Task statement: Find "Extract all readable text from this page." in the material below, then copy that line and every subsequent line to the end, exactly.

Dataset entries:
+++++
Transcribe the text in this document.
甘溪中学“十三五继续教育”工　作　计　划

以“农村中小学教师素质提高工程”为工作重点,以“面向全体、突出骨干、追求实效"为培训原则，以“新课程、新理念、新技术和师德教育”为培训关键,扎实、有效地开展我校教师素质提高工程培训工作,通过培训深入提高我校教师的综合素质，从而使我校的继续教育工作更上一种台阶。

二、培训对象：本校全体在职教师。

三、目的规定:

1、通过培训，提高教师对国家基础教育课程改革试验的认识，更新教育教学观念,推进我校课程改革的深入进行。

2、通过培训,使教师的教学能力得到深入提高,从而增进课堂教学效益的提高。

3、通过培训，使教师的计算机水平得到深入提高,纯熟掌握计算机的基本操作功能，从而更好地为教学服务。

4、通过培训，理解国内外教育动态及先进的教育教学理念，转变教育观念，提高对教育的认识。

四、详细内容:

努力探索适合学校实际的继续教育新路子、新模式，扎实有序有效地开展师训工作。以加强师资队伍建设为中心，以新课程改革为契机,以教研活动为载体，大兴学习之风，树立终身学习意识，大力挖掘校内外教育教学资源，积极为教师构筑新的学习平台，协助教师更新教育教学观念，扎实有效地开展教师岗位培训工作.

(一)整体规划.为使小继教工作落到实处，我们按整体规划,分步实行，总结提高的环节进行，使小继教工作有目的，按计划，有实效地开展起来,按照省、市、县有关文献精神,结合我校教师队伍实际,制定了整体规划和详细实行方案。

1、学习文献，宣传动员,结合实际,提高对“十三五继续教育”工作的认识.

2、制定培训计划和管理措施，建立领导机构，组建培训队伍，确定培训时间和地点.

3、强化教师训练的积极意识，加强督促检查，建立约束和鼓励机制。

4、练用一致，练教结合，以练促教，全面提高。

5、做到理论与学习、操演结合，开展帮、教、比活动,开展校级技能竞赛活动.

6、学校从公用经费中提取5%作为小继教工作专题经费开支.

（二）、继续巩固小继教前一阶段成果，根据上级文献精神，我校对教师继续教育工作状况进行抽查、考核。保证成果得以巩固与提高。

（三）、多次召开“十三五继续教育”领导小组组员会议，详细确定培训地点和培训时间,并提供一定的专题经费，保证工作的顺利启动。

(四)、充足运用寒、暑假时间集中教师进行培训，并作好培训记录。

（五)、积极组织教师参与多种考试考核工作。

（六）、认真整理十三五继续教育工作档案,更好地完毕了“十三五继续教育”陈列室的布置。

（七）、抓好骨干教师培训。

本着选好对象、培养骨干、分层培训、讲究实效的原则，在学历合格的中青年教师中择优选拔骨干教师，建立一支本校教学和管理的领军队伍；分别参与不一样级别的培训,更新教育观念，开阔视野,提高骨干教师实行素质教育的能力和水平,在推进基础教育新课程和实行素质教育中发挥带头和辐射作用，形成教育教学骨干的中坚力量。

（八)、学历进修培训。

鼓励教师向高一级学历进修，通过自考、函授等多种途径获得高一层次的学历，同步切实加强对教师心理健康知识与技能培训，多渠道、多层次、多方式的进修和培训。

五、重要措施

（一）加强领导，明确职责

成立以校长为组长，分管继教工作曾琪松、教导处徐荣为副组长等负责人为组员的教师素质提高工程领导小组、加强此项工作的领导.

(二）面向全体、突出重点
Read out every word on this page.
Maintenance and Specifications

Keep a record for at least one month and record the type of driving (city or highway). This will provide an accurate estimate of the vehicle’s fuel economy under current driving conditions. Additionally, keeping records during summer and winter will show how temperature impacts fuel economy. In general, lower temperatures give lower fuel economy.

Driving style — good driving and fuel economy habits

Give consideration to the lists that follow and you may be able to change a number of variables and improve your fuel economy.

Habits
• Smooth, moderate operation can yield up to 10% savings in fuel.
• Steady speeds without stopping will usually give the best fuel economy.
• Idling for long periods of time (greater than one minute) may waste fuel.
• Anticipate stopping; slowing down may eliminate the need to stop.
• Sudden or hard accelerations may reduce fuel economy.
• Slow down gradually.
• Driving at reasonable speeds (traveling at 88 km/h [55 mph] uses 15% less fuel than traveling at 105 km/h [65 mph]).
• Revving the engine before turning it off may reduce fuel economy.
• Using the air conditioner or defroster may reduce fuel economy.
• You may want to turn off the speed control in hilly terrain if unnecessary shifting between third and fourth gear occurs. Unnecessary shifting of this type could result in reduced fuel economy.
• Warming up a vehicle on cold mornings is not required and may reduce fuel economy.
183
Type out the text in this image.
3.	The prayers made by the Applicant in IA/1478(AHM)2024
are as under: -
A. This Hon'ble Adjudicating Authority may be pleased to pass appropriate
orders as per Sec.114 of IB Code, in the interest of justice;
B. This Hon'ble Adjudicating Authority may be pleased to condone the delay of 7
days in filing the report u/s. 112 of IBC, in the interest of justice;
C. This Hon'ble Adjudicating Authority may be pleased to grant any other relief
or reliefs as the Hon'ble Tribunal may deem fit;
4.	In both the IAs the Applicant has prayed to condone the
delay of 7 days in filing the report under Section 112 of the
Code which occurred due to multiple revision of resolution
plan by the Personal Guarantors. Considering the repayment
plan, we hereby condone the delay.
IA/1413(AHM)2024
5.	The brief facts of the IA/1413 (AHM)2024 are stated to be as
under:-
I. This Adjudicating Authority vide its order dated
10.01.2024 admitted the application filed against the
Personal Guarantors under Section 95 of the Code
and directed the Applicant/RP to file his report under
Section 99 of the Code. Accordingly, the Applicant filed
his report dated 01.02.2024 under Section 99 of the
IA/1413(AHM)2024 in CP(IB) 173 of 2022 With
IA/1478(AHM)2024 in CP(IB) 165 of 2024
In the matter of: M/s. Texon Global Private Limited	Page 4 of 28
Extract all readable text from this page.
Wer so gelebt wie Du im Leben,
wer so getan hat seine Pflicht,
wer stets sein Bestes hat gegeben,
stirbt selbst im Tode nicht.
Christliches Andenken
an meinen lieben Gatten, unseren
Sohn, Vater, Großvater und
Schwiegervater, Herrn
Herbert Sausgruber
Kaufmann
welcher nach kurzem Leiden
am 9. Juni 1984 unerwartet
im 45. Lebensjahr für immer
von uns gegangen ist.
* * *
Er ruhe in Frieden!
+++++
Exercise solution:
Extract all readable text from this page.
Wer so gelebt wie Du im Leben,
wer so getan hat seine Pflicht,
wer stets sein Bestes hat gegeben,
stirbt selbst im Tode nicht.
Christliches Andenken
an meinen lieben Gatten, unseren
Sohn, Vater, Großvater und
Schwiegervater, Herrn
Herbert Sausgruber
Kaufmann
welcher nach kurzem Leiden
am 9. Juni 1984 unerwartet
im 45. Lebensjahr für immer
von uns gegangen ist.
* * *
Er ruhe in Frieden!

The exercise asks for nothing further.